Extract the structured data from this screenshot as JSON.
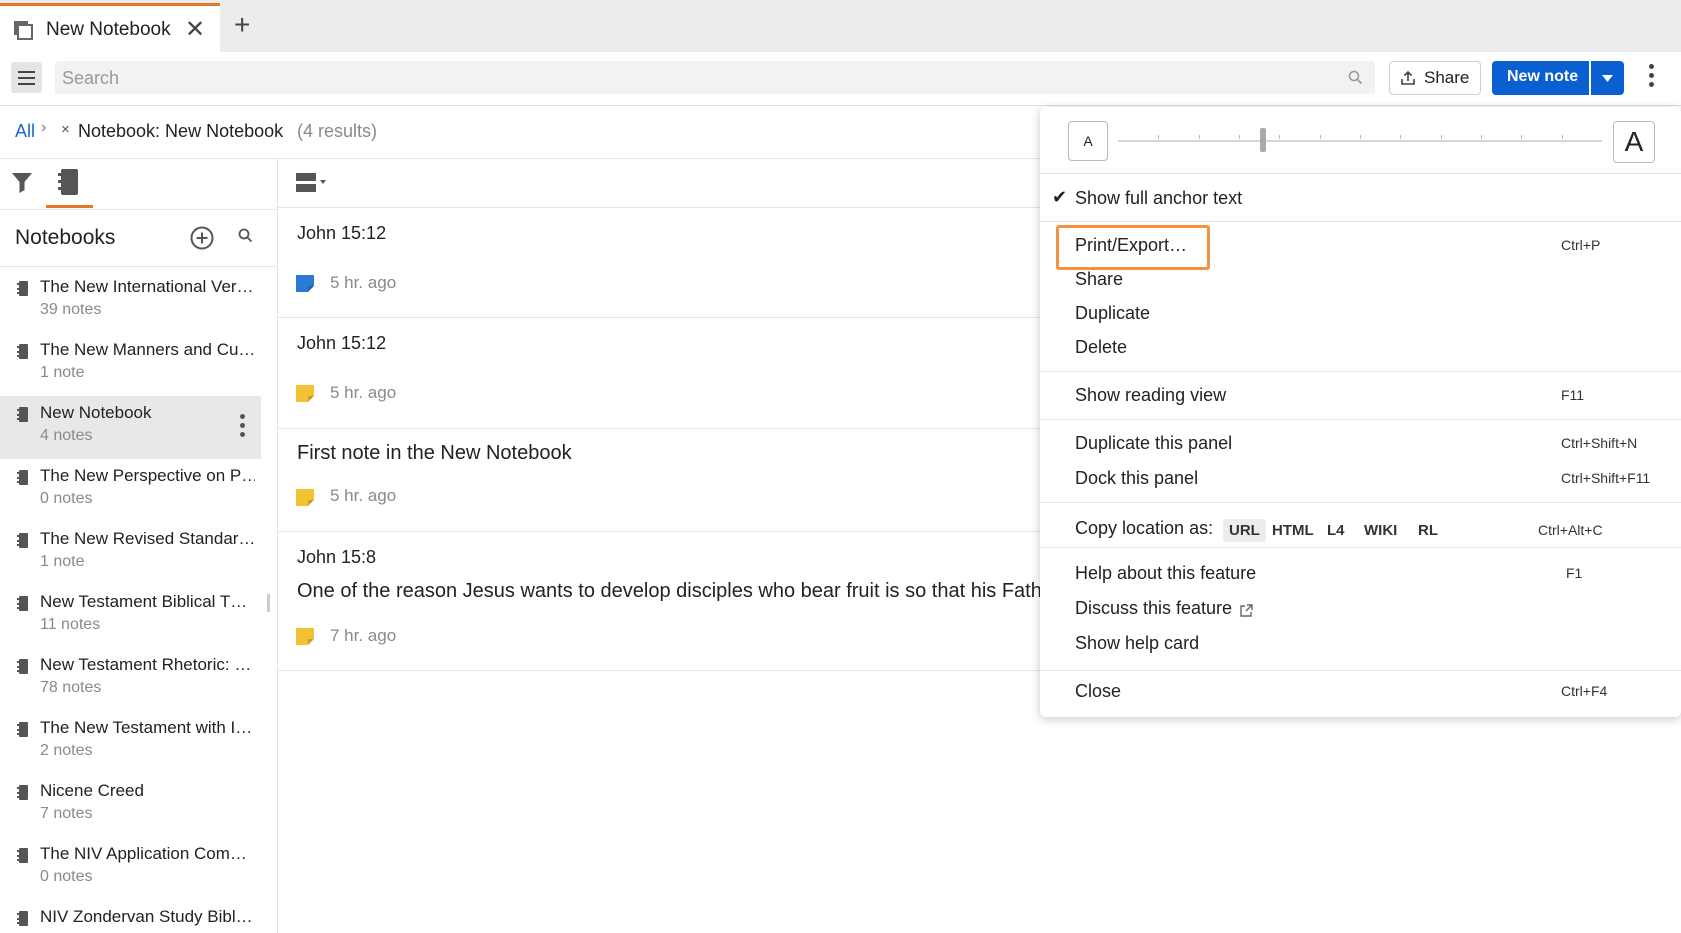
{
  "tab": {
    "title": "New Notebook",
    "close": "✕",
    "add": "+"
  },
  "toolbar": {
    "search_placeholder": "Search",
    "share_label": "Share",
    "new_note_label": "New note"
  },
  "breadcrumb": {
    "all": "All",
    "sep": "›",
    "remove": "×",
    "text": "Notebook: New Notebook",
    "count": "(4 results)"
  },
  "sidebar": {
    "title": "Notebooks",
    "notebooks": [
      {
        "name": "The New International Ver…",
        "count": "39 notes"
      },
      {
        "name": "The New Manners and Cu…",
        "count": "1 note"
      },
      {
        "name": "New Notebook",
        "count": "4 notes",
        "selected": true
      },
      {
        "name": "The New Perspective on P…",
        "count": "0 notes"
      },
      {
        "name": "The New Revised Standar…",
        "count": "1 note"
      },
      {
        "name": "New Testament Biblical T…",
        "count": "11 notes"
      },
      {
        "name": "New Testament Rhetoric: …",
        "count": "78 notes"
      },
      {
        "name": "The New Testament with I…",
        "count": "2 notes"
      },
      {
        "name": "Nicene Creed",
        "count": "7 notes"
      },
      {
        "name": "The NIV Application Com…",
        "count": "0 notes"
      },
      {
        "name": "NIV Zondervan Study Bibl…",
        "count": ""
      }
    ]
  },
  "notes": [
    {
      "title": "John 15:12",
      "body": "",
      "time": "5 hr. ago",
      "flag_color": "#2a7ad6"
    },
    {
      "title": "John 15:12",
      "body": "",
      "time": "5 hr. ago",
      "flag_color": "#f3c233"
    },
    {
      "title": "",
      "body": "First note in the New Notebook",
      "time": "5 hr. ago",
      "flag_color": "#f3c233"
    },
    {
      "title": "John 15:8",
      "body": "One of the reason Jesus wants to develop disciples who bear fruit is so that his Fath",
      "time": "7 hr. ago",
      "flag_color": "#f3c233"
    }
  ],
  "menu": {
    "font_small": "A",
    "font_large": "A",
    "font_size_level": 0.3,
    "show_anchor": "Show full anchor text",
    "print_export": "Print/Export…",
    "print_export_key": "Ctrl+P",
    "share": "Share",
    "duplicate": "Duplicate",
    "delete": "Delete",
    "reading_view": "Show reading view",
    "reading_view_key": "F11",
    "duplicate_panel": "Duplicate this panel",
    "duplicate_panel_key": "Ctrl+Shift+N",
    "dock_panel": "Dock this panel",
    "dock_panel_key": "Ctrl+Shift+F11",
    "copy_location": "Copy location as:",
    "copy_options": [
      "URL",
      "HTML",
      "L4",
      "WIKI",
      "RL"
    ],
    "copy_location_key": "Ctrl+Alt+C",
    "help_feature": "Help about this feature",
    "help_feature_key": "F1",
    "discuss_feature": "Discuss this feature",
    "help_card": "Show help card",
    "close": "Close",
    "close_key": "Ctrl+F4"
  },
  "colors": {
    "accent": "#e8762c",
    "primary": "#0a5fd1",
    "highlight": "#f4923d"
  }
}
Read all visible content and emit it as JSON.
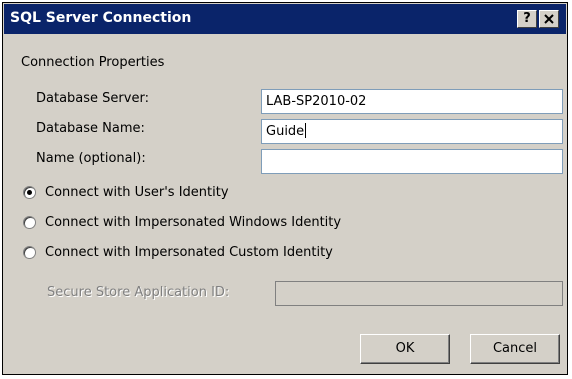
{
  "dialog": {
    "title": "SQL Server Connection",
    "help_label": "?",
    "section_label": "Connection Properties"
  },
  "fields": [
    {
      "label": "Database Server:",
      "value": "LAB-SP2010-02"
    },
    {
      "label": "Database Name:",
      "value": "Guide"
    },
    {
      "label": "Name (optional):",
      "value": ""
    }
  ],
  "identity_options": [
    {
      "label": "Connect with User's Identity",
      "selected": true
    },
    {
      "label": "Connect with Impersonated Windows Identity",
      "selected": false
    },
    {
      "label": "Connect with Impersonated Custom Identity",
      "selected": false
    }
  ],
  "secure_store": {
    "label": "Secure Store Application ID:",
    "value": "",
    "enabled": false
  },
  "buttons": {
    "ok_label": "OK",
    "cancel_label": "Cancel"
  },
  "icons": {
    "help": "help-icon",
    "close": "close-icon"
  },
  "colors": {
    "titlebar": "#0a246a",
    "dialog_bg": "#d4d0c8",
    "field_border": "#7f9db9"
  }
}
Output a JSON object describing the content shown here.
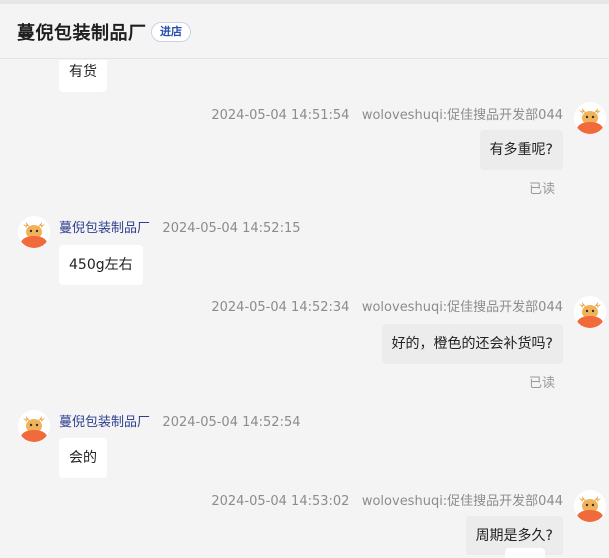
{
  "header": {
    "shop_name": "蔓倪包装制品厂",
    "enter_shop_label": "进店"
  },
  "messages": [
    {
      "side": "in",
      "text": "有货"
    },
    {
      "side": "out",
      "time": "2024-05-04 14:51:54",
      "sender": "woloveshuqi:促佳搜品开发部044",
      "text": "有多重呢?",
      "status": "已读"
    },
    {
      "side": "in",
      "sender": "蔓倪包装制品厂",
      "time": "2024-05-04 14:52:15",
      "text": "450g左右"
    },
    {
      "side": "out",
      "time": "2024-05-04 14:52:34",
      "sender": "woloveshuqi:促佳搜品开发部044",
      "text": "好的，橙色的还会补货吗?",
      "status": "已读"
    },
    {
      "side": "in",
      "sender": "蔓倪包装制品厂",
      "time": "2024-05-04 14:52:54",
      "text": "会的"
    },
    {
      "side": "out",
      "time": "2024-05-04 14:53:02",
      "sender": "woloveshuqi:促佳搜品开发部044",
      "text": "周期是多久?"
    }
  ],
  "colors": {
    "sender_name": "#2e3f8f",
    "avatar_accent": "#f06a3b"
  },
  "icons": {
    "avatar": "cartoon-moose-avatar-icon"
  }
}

## Set problem
Take only the line containing "Output a JSON" and every line after it to the end of the entries, and copy them exactly, pictures excluded.

## Reply to the task
Output a JSON object describing the content shown here.
{
  "header": {
    "shop_name": "蔓倪包装制品厂",
    "enter_shop_label": "进店"
  },
  "messages": [
    {
      "side": "in",
      "text": "有货"
    },
    {
      "side": "out",
      "time": "2024-05-04 14:51:54",
      "sender": "woloveshuqi:促佳搜品开发部044",
      "text": "有多重呢?",
      "status": "已读"
    },
    {
      "side": "in",
      "sender": "蔓倪包装制品厂",
      "time": "2024-05-04 14:52:15",
      "text": "450g左右"
    },
    {
      "side": "out",
      "time": "2024-05-04 14:52:34",
      "sender": "woloveshuqi:促佳搜品开发部044",
      "text": "好的，橙色的还会补货吗?",
      "status": "已读"
    },
    {
      "side": "in",
      "sender": "蔓倪包装制品厂",
      "time": "2024-05-04 14:52:54",
      "text": "会的"
    },
    {
      "side": "out",
      "time": "2024-05-04 14:53:02",
      "sender": "woloveshuqi:促佳搜品开发部044",
      "text": "周期是多久?"
    }
  ],
  "colors": {
    "sender_name": "#2e3f8f",
    "avatar_accent": "#f06a3b"
  },
  "icons": {
    "avatar": "cartoon-moose-avatar-icon"
  }
}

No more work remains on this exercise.